CHALLENGE: Without the pictures, output the records below word for word.

RECORDS PROVIDED:

--- start ---

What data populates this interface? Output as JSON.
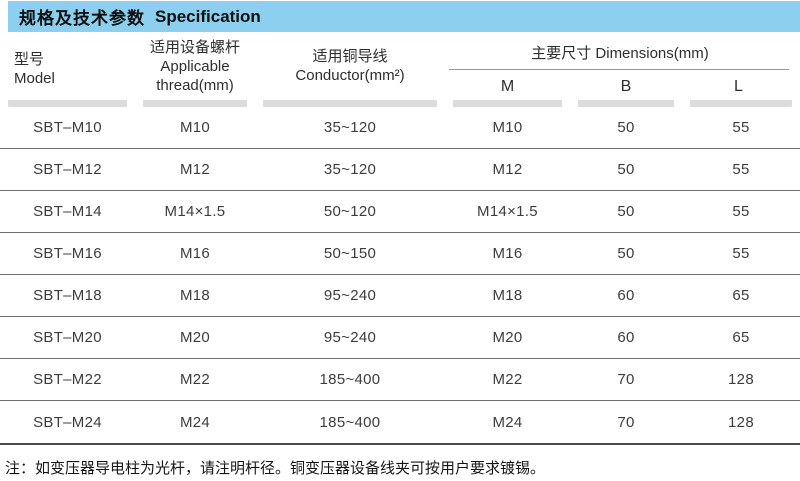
{
  "header": {
    "title_zh": "规格及技术参数",
    "title_en": "Specification",
    "bar_color": "#8ccfee"
  },
  "table": {
    "columns": {
      "model": {
        "zh": "型号",
        "en": "Model"
      },
      "thread": {
        "zh": "适用设备螺杆",
        "en_line1": "Applicable",
        "en_line2": "thread(mm)"
      },
      "conductor": {
        "zh": "适用铜导线",
        "en": "Conductor(mm²)"
      },
      "dimensions": {
        "group_label": "主要尺寸 Dimensions(mm)",
        "sub": [
          "M",
          "B",
          "L"
        ]
      }
    },
    "rows": [
      {
        "model": "SBT–M10",
        "thread": "M10",
        "conductor": "35~120",
        "m": "M10",
        "b": "50",
        "l": "55"
      },
      {
        "model": "SBT–M12",
        "thread": "M12",
        "conductor": "35~120",
        "m": "M12",
        "b": "50",
        "l": "55"
      },
      {
        "model": "SBT–M14",
        "thread": "M14×1.5",
        "conductor": "50~120",
        "m": "M14×1.5",
        "b": "50",
        "l": "55"
      },
      {
        "model": "SBT–M16",
        "thread": "M16",
        "conductor": "50~150",
        "m": "M16",
        "b": "50",
        "l": "55"
      },
      {
        "model": "SBT–M18",
        "thread": "M18",
        "conductor": "95~240",
        "m": "M18",
        "b": "60",
        "l": "65"
      },
      {
        "model": "SBT–M20",
        "thread": "M20",
        "conductor": "95~240",
        "m": "M20",
        "b": "60",
        "l": "65"
      },
      {
        "model": "SBT–M22",
        "thread": "M22",
        "conductor": "185~400",
        "m": "M22",
        "b": "70",
        "l": "128"
      },
      {
        "model": "SBT–M24",
        "thread": "M24",
        "conductor": "185~400",
        "m": "M24",
        "b": "70",
        "l": "128"
      }
    ]
  },
  "footnote": "注：如变压器导电柱为光杆，请注明杆径。铜变压器设备线夹可按用户要求镀锡。"
}
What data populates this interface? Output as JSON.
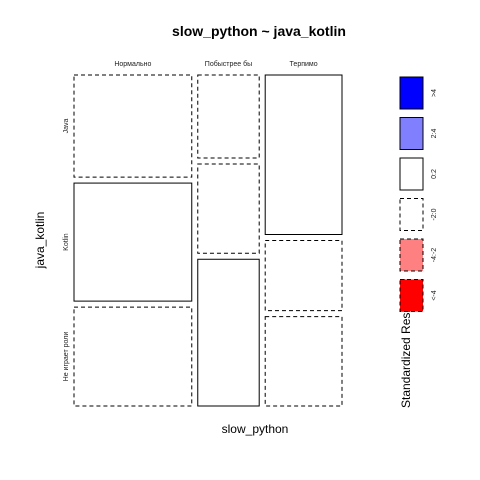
{
  "chart_data": {
    "type": "mosaic",
    "title": "slow_python ~ java_kotlin",
    "xlabel": "slow_python",
    "ylabel": "java_kotlin",
    "x_levels": [
      "Нормально",
      "Побыстрее бы",
      "Терпимо"
    ],
    "y_levels": [
      "Java",
      "Kotlin",
      "Не играет роли"
    ],
    "column_shares": [
      0.46,
      0.24,
      0.3
    ],
    "conditional_shares": [
      [
        0.32,
        0.37,
        0.31
      ],
      [
        0.26,
        0.28,
        0.46
      ],
      [
        0.5,
        0.22,
        0.28
      ]
    ],
    "residual_class": [
      [
        "-2:0",
        "0:2",
        "-2:0"
      ],
      [
        "-2:0",
        "-2:0",
        "0:2"
      ],
      [
        "0:2",
        "-2:0",
        "-2:0"
      ]
    ],
    "legend": {
      "title": "Standardized Residuals:",
      "bins": [
        {
          "label": ">4",
          "fill": "#0000ff",
          "dashed": false
        },
        {
          "label": "2:4",
          "fill": "#8080ff",
          "dashed": false
        },
        {
          "label": "0:2",
          "fill": "#ffffff",
          "dashed": false
        },
        {
          "label": "-2:0",
          "fill": "#ffffff",
          "dashed": true
        },
        {
          "label": "-4:-2",
          "fill": "#ff8080",
          "dashed": true
        },
        {
          "label": "<-4",
          "fill": "#ff0000",
          "dashed": true
        }
      ]
    }
  }
}
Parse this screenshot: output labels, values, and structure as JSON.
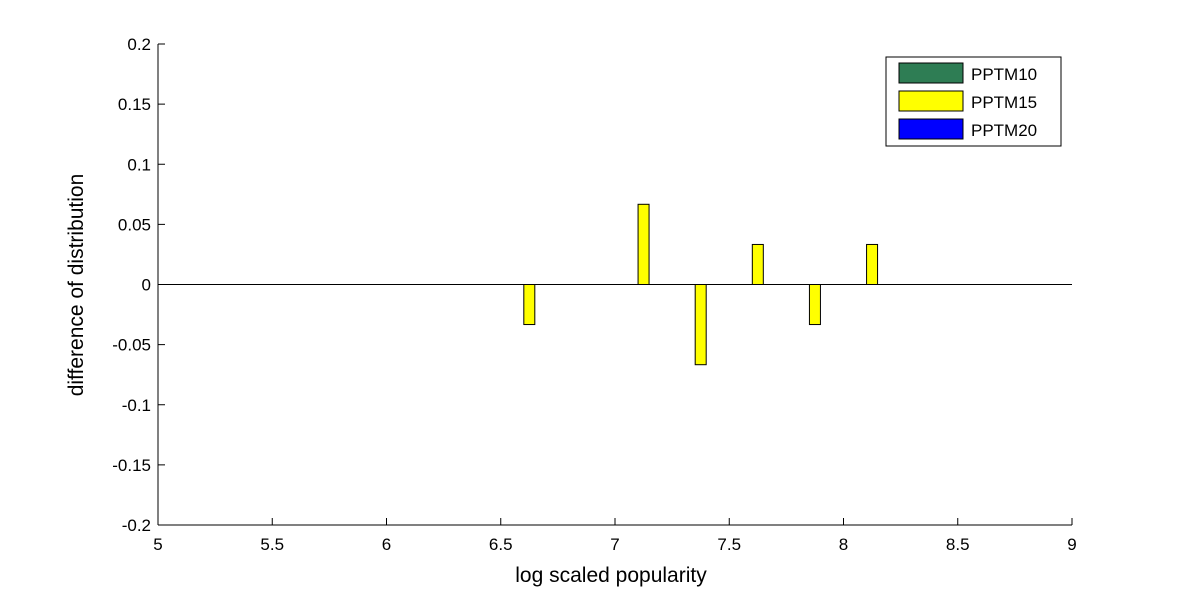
{
  "chart_data": {
    "type": "bar",
    "title": "",
    "xlabel": "log scaled popularity",
    "ylabel": "difference of distribution",
    "xlim": [
      5,
      9
    ],
    "ylim": [
      -0.2,
      0.2
    ],
    "xticks": [
      5,
      5.5,
      6,
      6.5,
      7,
      7.5,
      8,
      8.5,
      9
    ],
    "yticks": [
      -0.2,
      -0.15,
      -0.1,
      -0.05,
      0,
      0.05,
      0.1,
      0.15,
      0.2
    ],
    "xtick_labels": [
      "5",
      "5.5",
      "6",
      "6.5",
      "7",
      "7.5",
      "8",
      "8.5",
      "9"
    ],
    "ytick_labels": [
      "-0.2",
      "-0.15",
      "-0.1",
      "-0.05",
      "0",
      "0.05",
      "0.1",
      "0.15",
      "0.2"
    ],
    "grid": false,
    "legend_position": "top-right",
    "series": [
      {
        "name": "PPTM10",
        "color": "#2e7d54",
        "points": []
      },
      {
        "name": "PPTM15",
        "color": "#ffff00",
        "points": [
          {
            "x": 6.625,
            "y": -0.0333
          },
          {
            "x": 7.125,
            "y": 0.0667
          },
          {
            "x": 7.375,
            "y": -0.0667
          },
          {
            "x": 7.625,
            "y": 0.0333
          },
          {
            "x": 7.875,
            "y": -0.0333
          },
          {
            "x": 8.125,
            "y": 0.0333
          }
        ]
      },
      {
        "name": "PPTM20",
        "color": "#0000ff",
        "points": []
      }
    ]
  }
}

--- end ---

FINAL RESULT:
What data populates this interface? Output as JSON.
{
  "header": {
    "title_zh": "规格及技术参数",
    "title_en": "Specification",
    "bar_color": "#8ccfee"
  },
  "table": {
    "columns": {
      "model": {
        "zh": "型号",
        "en": "Model"
      },
      "thread": {
        "zh": "适用设备螺杆",
        "en_line1": "Applicable",
        "en_line2": "thread(mm)"
      },
      "conductor": {
        "zh": "适用铜导线",
        "en": "Conductor(mm²)"
      },
      "dimensions": {
        "group_label": "主要尺寸 Dimensions(mm)",
        "sub": [
          "M",
          "B",
          "L"
        ]
      }
    },
    "rows": [
      {
        "model": "SBT–M10",
        "thread": "M10",
        "conductor": "35~120",
        "m": "M10",
        "b": "50",
        "l": "55"
      },
      {
        "model": "SBT–M12",
        "thread": "M12",
        "conductor": "35~120",
        "m": "M12",
        "b": "50",
        "l": "55"
      },
      {
        "model": "SBT–M14",
        "thread": "M14×1.5",
        "conductor": "50~120",
        "m": "M14×1.5",
        "b": "50",
        "l": "55"
      },
      {
        "model": "SBT–M16",
        "thread": "M16",
        "conductor": "50~150",
        "m": "M16",
        "b": "50",
        "l": "55"
      },
      {
        "model": "SBT–M18",
        "thread": "M18",
        "conductor": "95~240",
        "m": "M18",
        "b": "60",
        "l": "65"
      },
      {
        "model": "SBT–M20",
        "thread": "M20",
        "conductor": "95~240",
        "m": "M20",
        "b": "60",
        "l": "65"
      },
      {
        "model": "SBT–M22",
        "thread": "M22",
        "conductor": "185~400",
        "m": "M22",
        "b": "70",
        "l": "128"
      },
      {
        "model": "SBT–M24",
        "thread": "M24",
        "conductor": "185~400",
        "m": "M24",
        "b": "70",
        "l": "128"
      }
    ]
  },
  "footnote": "注：如变压器导电柱为光杆，请注明杆径。铜变压器设备线夹可按用户要求镀锡。"
}
What data populates this interface? Output as JSON.
{
  "chart_data": {
    "type": "mosaic",
    "title": "slow_python ~ java_kotlin",
    "xlabel": "slow_python",
    "ylabel": "java_kotlin",
    "x_levels": [
      "Нормально",
      "Побыстрее бы",
      "Терпимо"
    ],
    "y_levels": [
      "Java",
      "Kotlin",
      "Не играет роли"
    ],
    "column_shares": [
      0.46,
      0.24,
      0.3
    ],
    "conditional_shares": [
      [
        0.32,
        0.37,
        0.31
      ],
      [
        0.26,
        0.28,
        0.46
      ],
      [
        0.5,
        0.22,
        0.28
      ]
    ],
    "residual_class": [
      [
        "-2:0",
        "0:2",
        "-2:0"
      ],
      [
        "-2:0",
        "-2:0",
        "0:2"
      ],
      [
        "0:2",
        "-2:0",
        "-2:0"
      ]
    ],
    "legend": {
      "title": "Standardized Residuals:",
      "bins": [
        {
          "label": ">4",
          "fill": "#0000ff",
          "dashed": false
        },
        {
          "label": "2:4",
          "fill": "#8080ff",
          "dashed": false
        },
        {
          "label": "0:2",
          "fill": "#ffffff",
          "dashed": false
        },
        {
          "label": "-2:0",
          "fill": "#ffffff",
          "dashed": true
        },
        {
          "label": "-4:-2",
          "fill": "#ff8080",
          "dashed": true
        },
        {
          "label": "<-4",
          "fill": "#ff0000",
          "dashed": true
        }
      ]
    }
  }
}
Parse this screenshot: output labels, values, and structure as JSON.
{
  "chart_data": {
    "type": "bar",
    "title": "",
    "xlabel": "log scaled popularity",
    "ylabel": "difference of distribution",
    "xlim": [
      5,
      9
    ],
    "ylim": [
      -0.2,
      0.2
    ],
    "xticks": [
      5,
      5.5,
      6,
      6.5,
      7,
      7.5,
      8,
      8.5,
      9
    ],
    "yticks": [
      -0.2,
      -0.15,
      -0.1,
      -0.05,
      0,
      0.05,
      0.1,
      0.15,
      0.2
    ],
    "xtick_labels": [
      "5",
      "5.5",
      "6",
      "6.5",
      "7",
      "7.5",
      "8",
      "8.5",
      "9"
    ],
    "ytick_labels": [
      "-0.2",
      "-0.15",
      "-0.1",
      "-0.05",
      "0",
      "0.05",
      "0.1",
      "0.15",
      "0.2"
    ],
    "grid": false,
    "legend_position": "top-right",
    "series": [
      {
        "name": "PPTM10",
        "color": "#2e7d54",
        "points": []
      },
      {
        "name": "PPTM15",
        "color": "#ffff00",
        "points": [
          {
            "x": 6.625,
            "y": -0.0333
          },
          {
            "x": 7.125,
            "y": 0.0667
          },
          {
            "x": 7.375,
            "y": -0.0667
          },
          {
            "x": 7.625,
            "y": 0.0333
          },
          {
            "x": 7.875,
            "y": -0.0333
          },
          {
            "x": 8.125,
            "y": 0.0333
          }
        ]
      },
      {
        "name": "PPTM20",
        "color": "#0000ff",
        "points": []
      }
    ]
  }
}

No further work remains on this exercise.